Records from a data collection

^^^^^^^^^^^^^^^^

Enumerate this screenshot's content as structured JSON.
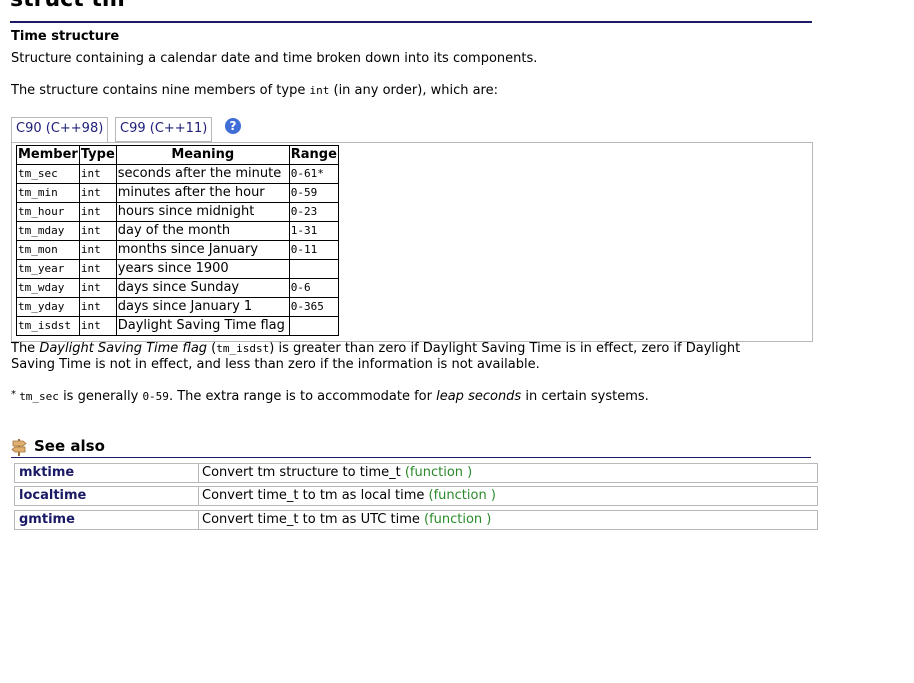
{
  "page": {
    "title": "struct tm",
    "subheading": "Time structure",
    "intro": "Structure containing a calendar date and time broken down into its components.",
    "members_intro_before": "The structure contains nine members of type ",
    "members_intro_code": "int",
    "members_intro_after": " (in any order), which are:"
  },
  "tabs": [
    {
      "label": "C90 (C++98)",
      "active": true
    },
    {
      "label": "C99 (C++11)",
      "active": false
    }
  ],
  "help_icon": "?",
  "table": {
    "headers": [
      "Member",
      "Type",
      "Meaning",
      "Range"
    ],
    "rows": [
      [
        "tm_sec",
        "int",
        "seconds after the minute",
        "0-61*"
      ],
      [
        "tm_min",
        "int",
        "minutes after the hour",
        "0-59"
      ],
      [
        "tm_hour",
        "int",
        "hours since midnight",
        "0-23"
      ],
      [
        "tm_mday",
        "int",
        "day of the month",
        "1-31"
      ],
      [
        "tm_mon",
        "int",
        "months since January",
        "0-11"
      ],
      [
        "tm_year",
        "int",
        "years since 1900",
        ""
      ],
      [
        "tm_wday",
        "int",
        "days since Sunday",
        "0-6"
      ],
      [
        "tm_yday",
        "int",
        "days since January 1",
        "0-365"
      ],
      [
        "tm_isdst",
        "int",
        "Daylight Saving Time flag",
        ""
      ]
    ]
  },
  "dst_note": {
    "t1": "The ",
    "em": "Daylight Saving Time flag",
    "t2": " (",
    "code": "tm_isdst",
    "t3": ") is greater than zero if Daylight Saving Time is in effect, zero if Daylight",
    "line2": "Saving Time is not in effect, and less than zero if the information is not available."
  },
  "footnote": {
    "star": "* ",
    "code1": "tm_sec",
    "t1": " is generally ",
    "code2": "0-59",
    "t2": ". The extra range is to accommodate for ",
    "em": "leap seconds",
    "t3": " in certain systems."
  },
  "see_also": {
    "title": "See also",
    "items": [
      {
        "name": "mktime",
        "desc": "Convert tm structure to time_t ",
        "type": "(function )"
      },
      {
        "name": "localtime",
        "desc": "Convert time_t to tm as local time ",
        "type": "(function )"
      },
      {
        "name": "gmtime",
        "desc": "Convert time_t to tm as UTC time ",
        "type": "(function )"
      }
    ]
  }
}
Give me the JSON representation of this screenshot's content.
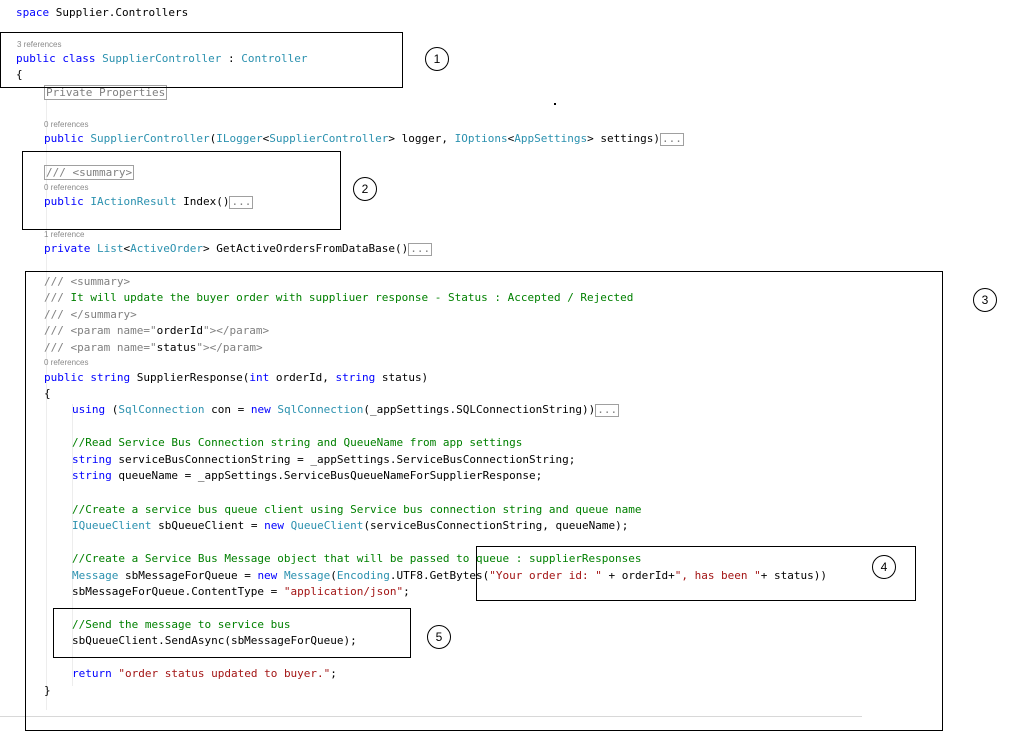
{
  "namespace": {
    "keyword": "space",
    "name": "Supplier.Controllers"
  },
  "class_decl": {
    "refs": "3 references",
    "kw1": "public",
    "kw2": "class",
    "name": "SupplierController",
    "sep": " : ",
    "base": "Controller",
    "brace": "{"
  },
  "private_props": "Private Properties",
  "ctor": {
    "refs": "0 references",
    "kw": "public",
    "name": "SupplierController",
    "p1": "(",
    "t1": "ILogger",
    "lt": "<",
    "t2": "SupplierController",
    "p2": "> logger, ",
    "t3": "IOptions",
    "lt2": "<",
    "t4": "AppSettings",
    "p3": "> settings)",
    "ellipsis": "..."
  },
  "index_method": {
    "summary": "/// <summary>",
    "refs": "0 references",
    "kw": "public",
    "type": "IActionResult",
    "name": " Index()",
    "ellipsis": "..."
  },
  "get_orders": {
    "refs": "1 reference",
    "kw": "private",
    "type1": "List",
    "lt": "<",
    "type2": "ActiveOrder",
    "rest": "> GetActiveOrdersFromDataBase()",
    "ellipsis": "..."
  },
  "supplier_response": {
    "doc1": "/// <summary>",
    "doc2_prefix": "/// ",
    "doc2_text": "It will update the buyer order with suppliuer response - Status : Accepted / Rejected",
    "doc3": "/// </summary>",
    "doc4_prefix": "/// <param name=\"",
    "doc4_name": "orderId",
    "doc4_suffix": "\"></param>",
    "doc5_prefix": "/// <param name=\"",
    "doc5_name": "status",
    "doc5_suffix": "\"></param>",
    "refs": "0 references",
    "sig_kw1": "public",
    "sig_kw2": "string",
    "sig_name": " SupplierResponse(",
    "sig_kw3": "int",
    "sig_p1": " orderId, ",
    "sig_kw4": "string",
    "sig_p2": " status)",
    "open_brace": "{",
    "using_kw": "using",
    "using_a": " (",
    "using_t1": "SqlConnection",
    "using_b": " con = ",
    "using_new": "new",
    "using_c": " ",
    "using_t2": "SqlConnection",
    "using_d": "(_appSettings.SQLConnectionString))",
    "using_ellipsis": "...",
    "c1": "//Read Service Bus Connection string and QueueName from app settings",
    "l1_kw": "string",
    "l1_rest": " serviceBusConnectionString = _appSettings.ServiceBusConnectionString;",
    "l2_kw": "string",
    "l2_rest": " queueName = _appSettings.ServiceBusQueueNameForSupplierResponse;",
    "c2": "//Create a service bus queue client using Service bus connection string and queue name",
    "l3_t1": "IQueueClient",
    "l3_a": " sbQueueClient = ",
    "l3_new": "new",
    "l3_b": " ",
    "l3_t2": "QueueClient",
    "l3_c": "(serviceBusConnectionString, queueName);",
    "c3": "//Create a Service Bus Message object that will be passed to queue : supplierResponses",
    "l4_t1": "Message",
    "l4_a": " sbMessageForQueue = ",
    "l4_new": "new",
    "l4_b": " ",
    "l4_t2": "Message",
    "l4_c": "(",
    "l4_t3": "Encoding",
    "l4_d": ".UTF8.GetBytes(",
    "l4_s1": "\"Your order id: \"",
    "l4_e": " + orderId+",
    "l4_s2": "\", has been \"",
    "l4_f": "+ status))",
    "l5_a": "sbMessageForQueue.ContentType = ",
    "l5_s": "\"application/json\"",
    "l5_b": ";",
    "c4": "//Send the message to service bus",
    "l6": "sbQueueClient.SendAsync(sbMessageForQueue);",
    "ret_kw": "return",
    "ret_sp": " ",
    "ret_s": "\"order status updated to buyer.\"",
    "ret_end": ";",
    "close_brace": "}"
  },
  "markers": [
    "1",
    "2",
    "3",
    "4",
    "5"
  ]
}
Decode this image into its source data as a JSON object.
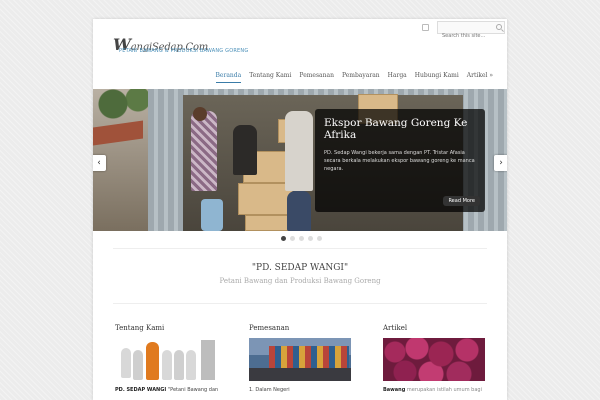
{
  "search": {
    "placeholder": "Search this site..."
  },
  "logo": {
    "title_initial": "W",
    "title_rest": "angiSedap.Com",
    "tagline": "PETANI BAWANG & PRODUKSI BAWANG GORENG"
  },
  "nav": {
    "items": [
      "Beranda",
      "Tentang Kami",
      "Pemesanan",
      "Pembayaran",
      "Harga",
      "Hubungi Kami",
      "Artikel »"
    ],
    "active_index": 0
  },
  "slider": {
    "title": "Ekspor Bawang Goreng Ke Afrika",
    "text": "PD. Sedap Wangi bekerja sama dengan PT. Tristar Afasia secara berkala melakukan ekspor bawang goreng ke manca negara.",
    "read_more": "Read More",
    "prev": "‹",
    "next": "›",
    "dot_count": 5,
    "active_dot": 0
  },
  "welcome": {
    "title": "\"PD. SEDAP WANGI\"",
    "subtitle": "Petani Bawang dan Produksi Bawang Goreng"
  },
  "columns": [
    {
      "title": "Tentang Kami",
      "text_bold": "PD. SEDAP WANGI",
      "text_rest": " \"Petani Bawang dan"
    },
    {
      "title": "Pemesanan",
      "text_bold": "",
      "text_rest": "1. Dalam Negeri"
    },
    {
      "title": "Artikel",
      "text_bold": "Bawang",
      "text_rest": " merupakan istilah umum bagi"
    }
  ],
  "colors": {
    "accent": "#3a7ca8",
    "tagline": "#4a8fb8"
  }
}
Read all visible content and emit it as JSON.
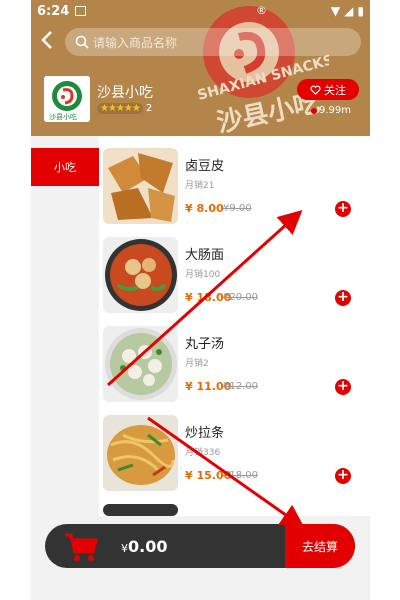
{
  "status_bar": {
    "time": "6:24",
    "center_symbol": "®"
  },
  "header": {
    "search_placeholder": "请输入商品名称",
    "store_name": "沙县小吃",
    "rating_count": "2",
    "follow_label": "关注",
    "distance": "9.99m",
    "background_color": "#b3854b",
    "logo_text": "沙县小吃",
    "logo_brand": "SHAXIAN SNACKS"
  },
  "categories": [
    {
      "label": "小吃",
      "active": true
    }
  ],
  "products": [
    {
      "name": "卤豆皮",
      "sales": "月销21",
      "price": "8.00",
      "original_price": "¥9.00",
      "currency": "¥"
    },
    {
      "name": "大肠面",
      "sales": "月销100",
      "price": "18.00",
      "original_price": "¥20.00",
      "currency": "¥"
    },
    {
      "name": "丸子汤",
      "sales": "月销2",
      "price": "11.00",
      "original_price": "¥12.00",
      "currency": "¥"
    },
    {
      "name": "炒拉条",
      "sales": "月销336",
      "price": "15.00",
      "original_price": "¥18.00",
      "currency": "¥"
    }
  ],
  "cart": {
    "currency": "¥",
    "total": "0.00",
    "checkout_label": "去结算"
  },
  "colors": {
    "accent": "#e30000",
    "price": "#e86a00",
    "cart_bar": "#333333"
  }
}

^^^^^^^^^^^^^^^^

Say how many lines in the records contain the string "will", and say nothing else.

> _Finished task_: 2